Repeat the material in full. Keep every line exactly as it is.

# Listed entries start

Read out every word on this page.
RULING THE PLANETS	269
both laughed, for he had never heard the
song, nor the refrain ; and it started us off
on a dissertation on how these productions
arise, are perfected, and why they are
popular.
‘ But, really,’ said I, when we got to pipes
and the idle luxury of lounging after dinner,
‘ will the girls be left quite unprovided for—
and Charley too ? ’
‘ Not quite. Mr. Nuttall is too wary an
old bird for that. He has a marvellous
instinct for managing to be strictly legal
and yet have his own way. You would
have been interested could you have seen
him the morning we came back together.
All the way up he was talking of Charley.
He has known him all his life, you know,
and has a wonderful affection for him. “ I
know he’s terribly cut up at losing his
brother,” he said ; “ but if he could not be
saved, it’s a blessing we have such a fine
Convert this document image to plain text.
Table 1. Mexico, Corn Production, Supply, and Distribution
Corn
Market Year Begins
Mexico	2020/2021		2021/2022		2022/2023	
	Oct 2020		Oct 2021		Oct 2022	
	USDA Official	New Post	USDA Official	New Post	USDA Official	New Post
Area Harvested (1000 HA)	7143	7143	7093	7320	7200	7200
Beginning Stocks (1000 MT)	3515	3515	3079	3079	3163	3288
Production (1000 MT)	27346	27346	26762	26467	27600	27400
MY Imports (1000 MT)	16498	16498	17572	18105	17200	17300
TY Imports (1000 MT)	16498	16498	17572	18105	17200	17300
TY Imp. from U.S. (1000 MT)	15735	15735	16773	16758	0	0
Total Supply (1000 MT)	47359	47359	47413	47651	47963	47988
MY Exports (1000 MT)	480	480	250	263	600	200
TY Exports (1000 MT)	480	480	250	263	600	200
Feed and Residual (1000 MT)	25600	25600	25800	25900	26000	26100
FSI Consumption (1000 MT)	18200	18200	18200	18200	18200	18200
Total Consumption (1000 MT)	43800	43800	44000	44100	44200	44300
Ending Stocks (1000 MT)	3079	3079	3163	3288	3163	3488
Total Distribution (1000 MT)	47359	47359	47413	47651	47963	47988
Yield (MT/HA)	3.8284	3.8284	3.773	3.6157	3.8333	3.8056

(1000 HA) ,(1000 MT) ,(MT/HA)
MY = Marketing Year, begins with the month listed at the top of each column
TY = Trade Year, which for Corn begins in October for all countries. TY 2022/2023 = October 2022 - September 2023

# Listed entries end

▶ **Solved problem**:
Read out every word on this page.
RULING THE PLANETS	269
both laughed, for he had never heard the
song, nor the refrain ; and it started us off
on a dissertation on how these productions
arise, are perfected, and why they are
popular.
‘ But, really,’ said I, when we got to pipes
and the idle luxury of lounging after dinner,
‘ will the girls be left quite unprovided for—
and Charley too ? ’
‘ Not quite. Mr. Nuttall is too wary an
old bird for that. He has a marvellous
instinct for managing to be strictly legal
and yet have his own way. You would
have been interested could you have seen
him the morning we came back together.
All the way up he was talking of Charley.
He has known him all his life, you know,
and has a wonderful affection for him. “ I
know he’s terribly cut up at losing his
brother,” he said ; “ but if he could not be
saved, it’s a blessing we have such a fine
Convert this document image to plain text.
Table 1. Mexico, Corn Production, Supply, and Distribution
Corn
Market Year Begins
Mexico	2020/2021		2021/2022		2022/2023	
	Oct 2020		Oct 2021		Oct 2022	
	USDA Official	New Post	USDA Official	New Post	USDA Official	New Post
Area Harvested (1000 HA)	7143	7143	7093	7320	7200	7200
Beginning Stocks (1000 MT)	3515	3515	3079	3079	3163	3288
Production (1000 MT)	27346	27346	26762	26467	27600	27400
MY Imports (1000 MT)	16498	16498	17572	18105	17200	17300
TY Imports (1000 MT)	16498	16498	17572	18105	17200	17300
TY Imp. from U.S. (1000 MT)	15735	15735	16773	16758	0	0
Total Supply (1000 MT)	47359	47359	47413	47651	47963	47988
MY Exports (1000 MT)	480	480	250	263	600	200
TY Exports (1000 MT)	480	480	250	263	600	200
Feed and Residual (1000 MT)	25600	25600	25800	25900	26000	26100
FSI Consumption (1000 MT)	18200	18200	18200	18200	18200	18200
Total Consumption (1000 MT)	43800	43800	44000	44100	44200	44300
Ending Stocks (1000 MT)	3079	3079	3163	3288	3163	3488
Total Distribution (1000 MT)	47359	47359	47413	47651	47963	47988
Yield (MT/HA)	3.8284	3.8284	3.773	3.6157	3.8333	3.8056

(1000 HA) ,(1000 MT) ,(MT/HA)
MY = Marketing Year, begins with the month listed at the top of each column
TY = Trade Year, which for Corn begins in October for all countries. TY 2022/2023 = October 2022 - September 2023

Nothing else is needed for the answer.